▶ WHAT IS NEEDED: Look through the material and copy each line holding "Seasonality".

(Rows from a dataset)
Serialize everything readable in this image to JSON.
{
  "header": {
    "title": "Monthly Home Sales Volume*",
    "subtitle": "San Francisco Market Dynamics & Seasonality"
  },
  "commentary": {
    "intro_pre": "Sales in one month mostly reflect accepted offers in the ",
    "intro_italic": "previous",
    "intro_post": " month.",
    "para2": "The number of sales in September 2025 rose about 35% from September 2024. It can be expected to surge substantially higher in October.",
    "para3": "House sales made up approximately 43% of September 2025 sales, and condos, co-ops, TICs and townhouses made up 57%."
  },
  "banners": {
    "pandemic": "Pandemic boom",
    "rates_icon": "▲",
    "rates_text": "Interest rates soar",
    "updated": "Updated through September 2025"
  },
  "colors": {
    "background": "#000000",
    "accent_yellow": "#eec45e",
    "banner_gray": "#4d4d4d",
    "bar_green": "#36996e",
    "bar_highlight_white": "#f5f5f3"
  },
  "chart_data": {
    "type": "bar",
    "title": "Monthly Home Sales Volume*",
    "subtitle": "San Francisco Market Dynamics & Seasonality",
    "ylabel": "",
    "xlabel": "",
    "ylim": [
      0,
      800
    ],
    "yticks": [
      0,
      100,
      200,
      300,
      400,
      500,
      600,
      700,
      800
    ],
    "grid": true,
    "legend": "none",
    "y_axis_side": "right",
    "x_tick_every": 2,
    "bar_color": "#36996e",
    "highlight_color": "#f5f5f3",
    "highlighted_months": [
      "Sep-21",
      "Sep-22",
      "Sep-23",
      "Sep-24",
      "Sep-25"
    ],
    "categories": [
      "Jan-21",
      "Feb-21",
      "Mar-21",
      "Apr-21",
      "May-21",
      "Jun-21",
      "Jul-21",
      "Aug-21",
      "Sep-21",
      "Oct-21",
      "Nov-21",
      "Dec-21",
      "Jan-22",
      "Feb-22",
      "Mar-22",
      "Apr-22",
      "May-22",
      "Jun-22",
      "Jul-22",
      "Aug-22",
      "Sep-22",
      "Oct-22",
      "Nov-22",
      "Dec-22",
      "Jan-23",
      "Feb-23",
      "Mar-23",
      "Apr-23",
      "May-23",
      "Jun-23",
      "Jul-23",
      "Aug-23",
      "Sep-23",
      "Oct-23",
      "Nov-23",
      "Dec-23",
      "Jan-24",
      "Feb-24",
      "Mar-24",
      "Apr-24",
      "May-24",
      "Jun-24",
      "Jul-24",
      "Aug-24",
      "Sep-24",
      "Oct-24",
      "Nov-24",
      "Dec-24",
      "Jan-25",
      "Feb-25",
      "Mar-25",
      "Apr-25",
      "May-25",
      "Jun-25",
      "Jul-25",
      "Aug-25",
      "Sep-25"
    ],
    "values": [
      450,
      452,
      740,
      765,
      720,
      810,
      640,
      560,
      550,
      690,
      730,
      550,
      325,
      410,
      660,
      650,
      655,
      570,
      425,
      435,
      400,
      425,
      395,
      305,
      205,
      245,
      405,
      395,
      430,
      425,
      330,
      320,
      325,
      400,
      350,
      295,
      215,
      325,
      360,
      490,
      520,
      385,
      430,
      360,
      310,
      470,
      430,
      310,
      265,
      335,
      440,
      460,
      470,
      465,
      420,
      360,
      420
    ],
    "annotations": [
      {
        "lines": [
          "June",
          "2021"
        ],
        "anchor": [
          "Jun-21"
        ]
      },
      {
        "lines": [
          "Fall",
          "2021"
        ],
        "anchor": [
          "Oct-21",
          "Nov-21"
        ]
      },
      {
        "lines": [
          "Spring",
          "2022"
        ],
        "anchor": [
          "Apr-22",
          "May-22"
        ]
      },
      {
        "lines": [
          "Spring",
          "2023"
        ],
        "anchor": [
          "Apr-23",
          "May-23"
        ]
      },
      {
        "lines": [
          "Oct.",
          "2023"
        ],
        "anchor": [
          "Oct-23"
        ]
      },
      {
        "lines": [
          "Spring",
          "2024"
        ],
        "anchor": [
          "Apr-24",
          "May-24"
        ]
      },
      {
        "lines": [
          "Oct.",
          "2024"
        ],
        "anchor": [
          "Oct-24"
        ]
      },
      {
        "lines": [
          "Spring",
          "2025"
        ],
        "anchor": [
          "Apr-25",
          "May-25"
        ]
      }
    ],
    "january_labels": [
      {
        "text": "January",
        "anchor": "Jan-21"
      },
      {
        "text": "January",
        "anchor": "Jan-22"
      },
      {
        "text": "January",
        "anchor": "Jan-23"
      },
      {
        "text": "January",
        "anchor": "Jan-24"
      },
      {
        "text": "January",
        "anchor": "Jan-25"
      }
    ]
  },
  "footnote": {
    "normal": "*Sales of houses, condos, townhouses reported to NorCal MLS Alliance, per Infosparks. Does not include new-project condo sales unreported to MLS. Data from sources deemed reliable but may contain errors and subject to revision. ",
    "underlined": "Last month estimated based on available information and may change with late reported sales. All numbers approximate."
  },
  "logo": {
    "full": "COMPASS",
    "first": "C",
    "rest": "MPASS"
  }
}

▶ THE RESPONSE:
    "subtitle": "San Francisco Market Dynamics & Seasonality"
    "subtitle": "San Francisco Market Dynamics & Seasonality",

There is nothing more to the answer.